INSTRUCTIONS TO FOLLOW: Write out the material exactly, with the pictures left out.

(Dataset items)

=-=-=-=-=

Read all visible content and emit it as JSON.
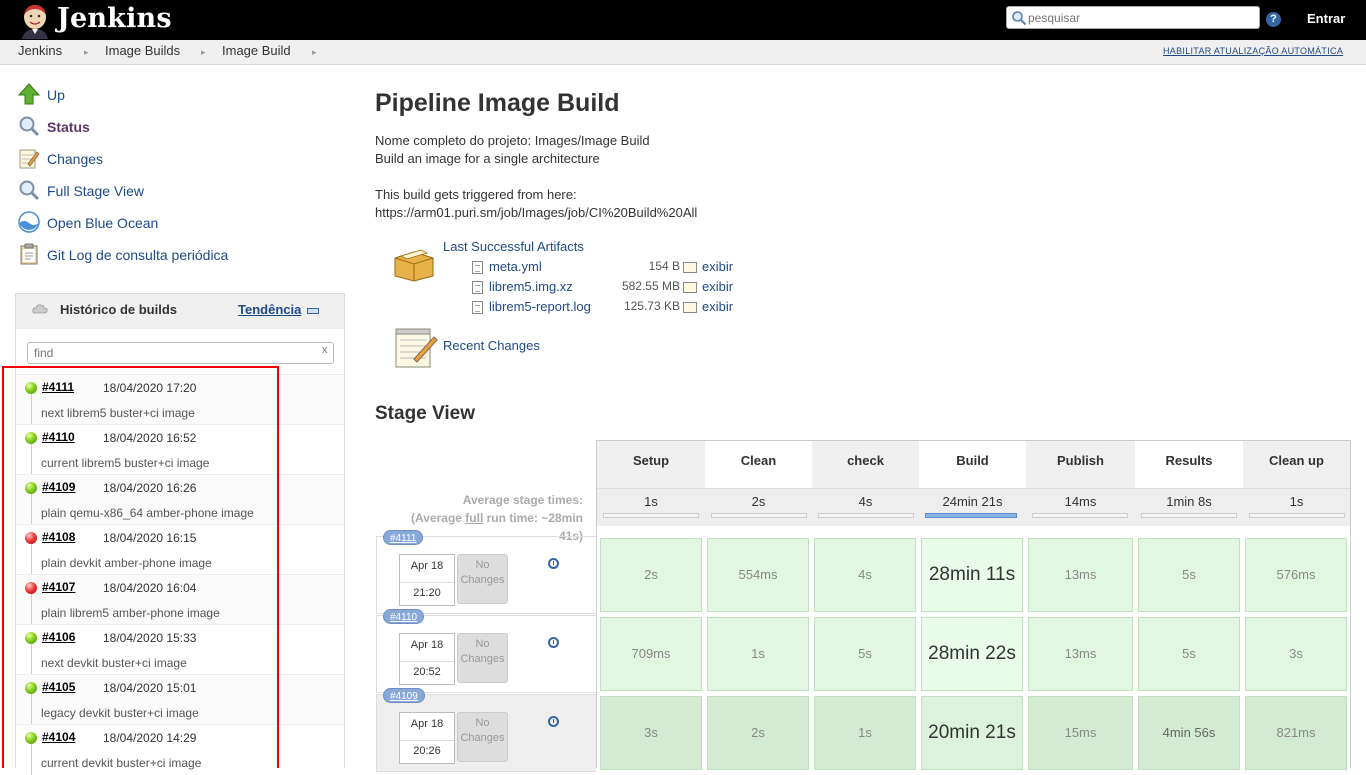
{
  "header": {
    "logo_text": "Jenkins",
    "search_placeholder": "pesquisar",
    "help": "?",
    "login": "Entrar"
  },
  "breadcrumb": {
    "items": [
      "Jenkins",
      "Image Builds",
      "Image Build"
    ],
    "auto_refresh": "HABILITAR ATUALIZAÇÃO AUTOMÁTICA"
  },
  "sidebar": {
    "tasks": [
      {
        "label": "Up",
        "icon": "up-arrow-icon"
      },
      {
        "label": "Status",
        "icon": "search-icon"
      },
      {
        "label": "Changes",
        "icon": "notepad-icon"
      },
      {
        "label": "Full Stage View",
        "icon": "search-icon"
      },
      {
        "label": "Open Blue Ocean",
        "icon": "blue-ocean-icon"
      },
      {
        "label": "Git Log de consulta periódica",
        "icon": "clipboard-icon"
      }
    ],
    "build_history": {
      "title": "Histórico de builds",
      "trend": "Tendência",
      "find_placeholder": "find",
      "clear": "x",
      "builds": [
        {
          "number": "#4111",
          "date": "18/04/2020 17:20",
          "desc": "next librem5 buster+ci image",
          "status": "success"
        },
        {
          "number": "#4110",
          "date": "18/04/2020 16:52",
          "desc": "current librem5 buster+ci image",
          "status": "success"
        },
        {
          "number": "#4109",
          "date": "18/04/2020 16:26",
          "desc": "plain qemu-x86_64 amber-phone image",
          "status": "success"
        },
        {
          "number": "#4108",
          "date": "18/04/2020 16:15",
          "desc": "plain devkit amber-phone image",
          "status": "failed"
        },
        {
          "number": "#4107",
          "date": "18/04/2020 16:04",
          "desc": "plain librem5 amber-phone image",
          "status": "failed"
        },
        {
          "number": "#4106",
          "date": "18/04/2020 15:33",
          "desc": "next devkit buster+ci image",
          "status": "success"
        },
        {
          "number": "#4105",
          "date": "18/04/2020 15:01",
          "desc": "legacy devkit buster+ci image",
          "status": "success"
        },
        {
          "number": "#4104",
          "date": "18/04/2020 14:29",
          "desc": "current devkit buster+ci image",
          "status": "success"
        }
      ]
    }
  },
  "main": {
    "title": "Pipeline Image Build",
    "full_name": "Nome completo do projeto: Images/Image Build",
    "description": "Build an image for a single architecture",
    "trigger_text": "This build gets triggered from here:",
    "trigger_url": "https://arm01.puri.sm/job/Images/job/CI%20Build%20All",
    "artifacts_link": "Last Successful Artifacts",
    "artifacts": [
      {
        "name": "meta.yml",
        "size": "154 B",
        "view": "exibir"
      },
      {
        "name": "librem5.img.xz",
        "size": "582.55 MB",
        "view": "exibir"
      },
      {
        "name": "librem5-report.log",
        "size": "125.73 KB",
        "view": "exibir"
      }
    ],
    "recent_changes": "Recent Changes"
  },
  "stage_view": {
    "title": "Stage View",
    "avg_label_1": "Average stage times:",
    "avg_label_2": "(Average ",
    "avg_label_full": "full",
    "avg_label_3": " run time: ~28min",
    "avg_label_4": "41s)",
    "stages": [
      "Setup",
      "Clean",
      "check",
      "Build",
      "Publish",
      "Results",
      "Clean up"
    ],
    "averages": [
      "1s",
      "2s",
      "4s",
      "24min 21s",
      "14ms",
      "1min 8s",
      "1s"
    ],
    "runs": [
      {
        "badge": "#4111",
        "month_day": "Apr 18",
        "time": "21:20",
        "no_changes": "No Changes",
        "cells": [
          "2s",
          "554ms",
          "4s",
          "28min 11s",
          "13ms",
          "5s",
          "576ms"
        ]
      },
      {
        "badge": "#4110",
        "month_day": "Apr 18",
        "time": "20:52",
        "no_changes": "No Changes",
        "cells": [
          "709ms",
          "1s",
          "5s",
          "28min 22s",
          "13ms",
          "5s",
          "3s"
        ]
      },
      {
        "badge": "#4109",
        "month_day": "Apr 18",
        "time": "20:26",
        "no_changes": "No Changes",
        "cells": [
          "3s",
          "2s",
          "1s",
          "20min 21s",
          "15ms",
          "4min 56s",
          "821ms"
        ]
      }
    ]
  },
  "colors": {
    "header_bg": "#000000",
    "link": "#204a87",
    "success": "#8fd424",
    "failed": "#ef3d3d",
    "stage_cell": "#e2f7e2",
    "highlight": "#ee0000"
  }
}
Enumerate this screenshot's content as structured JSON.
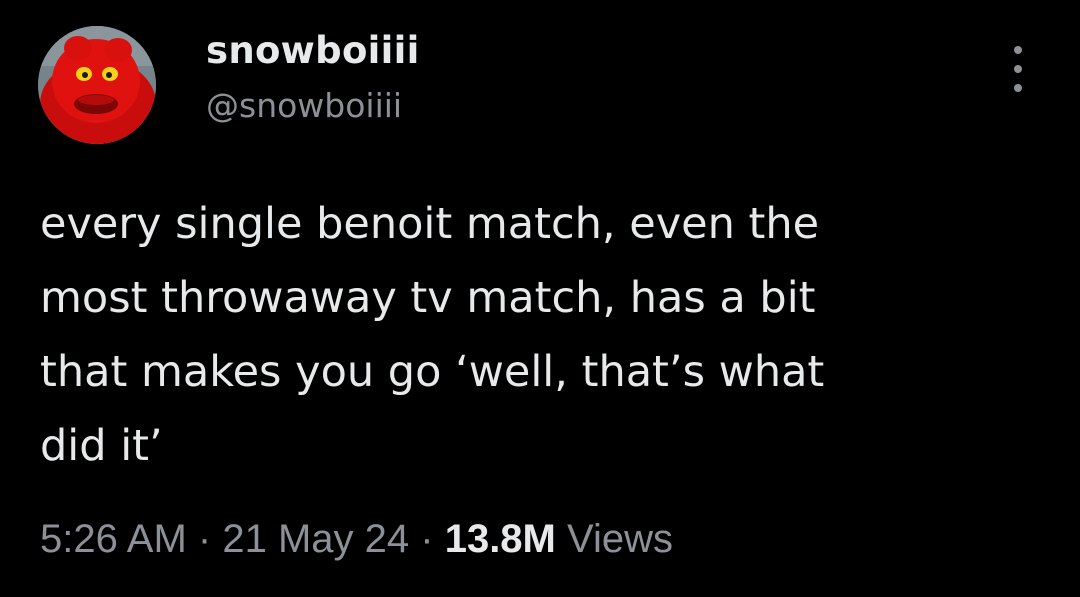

=-=-=-=-=

OUTPUT BELOW:
Read all visible content and emit it as JSON.
{
  "header": {
    "logo_text": "Jenkins",
    "search_placeholder": "pesquisar",
    "help": "?",
    "login": "Entrar"
  },
  "breadcrumb": {
    "items": [
      "Jenkins",
      "Image Builds",
      "Image Build"
    ],
    "auto_refresh": "HABILITAR ATUALIZAÇÃO AUTOMÁTICA"
  },
  "sidebar": {
    "tasks": [
      {
        "label": "Up",
        "icon": "up-arrow-icon"
      },
      {
        "label": "Status",
        "icon": "search-icon"
      },
      {
        "label": "Changes",
        "icon": "notepad-icon"
      },
      {
        "label": "Full Stage View",
        "icon": "search-icon"
      },
      {
        "label": "Open Blue Ocean",
        "icon": "blue-ocean-icon"
      },
      {
        "label": "Git Log de consulta periódica",
        "icon": "clipboard-icon"
      }
    ],
    "build_history": {
      "title": "Histórico de builds",
      "trend": "Tendência",
      "find_placeholder": "find",
      "clear": "x",
      "builds": [
        {
          "number": "#4111",
          "date": "18/04/2020 17:20",
          "desc": "next librem5 buster+ci image",
          "status": "success"
        },
        {
          "number": "#4110",
          "date": "18/04/2020 16:52",
          "desc": "current librem5 buster+ci image",
          "status": "success"
        },
        {
          "number": "#4109",
          "date": "18/04/2020 16:26",
          "desc": "plain qemu-x86_64 amber-phone image",
          "status": "success"
        },
        {
          "number": "#4108",
          "date": "18/04/2020 16:15",
          "desc": "plain devkit amber-phone image",
          "status": "failed"
        },
        {
          "number": "#4107",
          "date": "18/04/2020 16:04",
          "desc": "plain librem5 amber-phone image",
          "status": "failed"
        },
        {
          "number": "#4106",
          "date": "18/04/2020 15:33",
          "desc": "next devkit buster+ci image",
          "status": "success"
        },
        {
          "number": "#4105",
          "date": "18/04/2020 15:01",
          "desc": "legacy devkit buster+ci image",
          "status": "success"
        },
        {
          "number": "#4104",
          "date": "18/04/2020 14:29",
          "desc": "current devkit buster+ci image",
          "status": "success"
        }
      ]
    }
  },
  "main": {
    "title": "Pipeline Image Build",
    "full_name": "Nome completo do projeto: Images/Image Build",
    "description": "Build an image for a single architecture",
    "trigger_text": "This build gets triggered from here:",
    "trigger_url": "https://arm01.puri.sm/job/Images/job/CI%20Build%20All",
    "artifacts_link": "Last Successful Artifacts",
    "artifacts": [
      {
        "name": "meta.yml",
        "size": "154 B",
        "view": "exibir"
      },
      {
        "name": "librem5.img.xz",
        "size": "582.55 MB",
        "view": "exibir"
      },
      {
        "name": "librem5-report.log",
        "size": "125.73 KB",
        "view": "exibir"
      }
    ],
    "recent_changes": "Recent Changes"
  },
  "stage_view": {
    "title": "Stage View",
    "avg_label_1": "Average stage times:",
    "avg_label_2": "(Average ",
    "avg_label_full": "full",
    "avg_label_3": " run time: ~28min",
    "avg_label_4": "41s)",
    "stages": [
      "Setup",
      "Clean",
      "check",
      "Build",
      "Publish",
      "Results",
      "Clean up"
    ],
    "averages": [
      "1s",
      "2s",
      "4s",
      "24min 21s",
      "14ms",
      "1min 8s",
      "1s"
    ],
    "runs": [
      {
        "badge": "#4111",
        "month_day": "Apr 18",
        "time": "21:20",
        "no_changes": "No Changes",
        "cells": [
          "2s",
          "554ms",
          "4s",
          "28min 11s",
          "13ms",
          "5s",
          "576ms"
        ]
      },
      {
        "badge": "#4110",
        "month_day": "Apr 18",
        "time": "20:52",
        "no_changes": "No Changes",
        "cells": [
          "709ms",
          "1s",
          "5s",
          "28min 22s",
          "13ms",
          "5s",
          "3s"
        ]
      },
      {
        "badge": "#4109",
        "month_day": "Apr 18",
        "time": "20:26",
        "no_changes": "No Changes",
        "cells": [
          "3s",
          "2s",
          "1s",
          "20min 21s",
          "15ms",
          "4min 56s",
          "821ms"
        ]
      }
    ]
  },
  "colors": {
    "header_bg": "#000000",
    "link": "#204a87",
    "success": "#8fd424",
    "failed": "#ef3d3d",
    "stage_cell": "#e2f7e2",
    "highlight": "#ee0000"
  }
}
Enumerate this screenshot's content as structured JSON.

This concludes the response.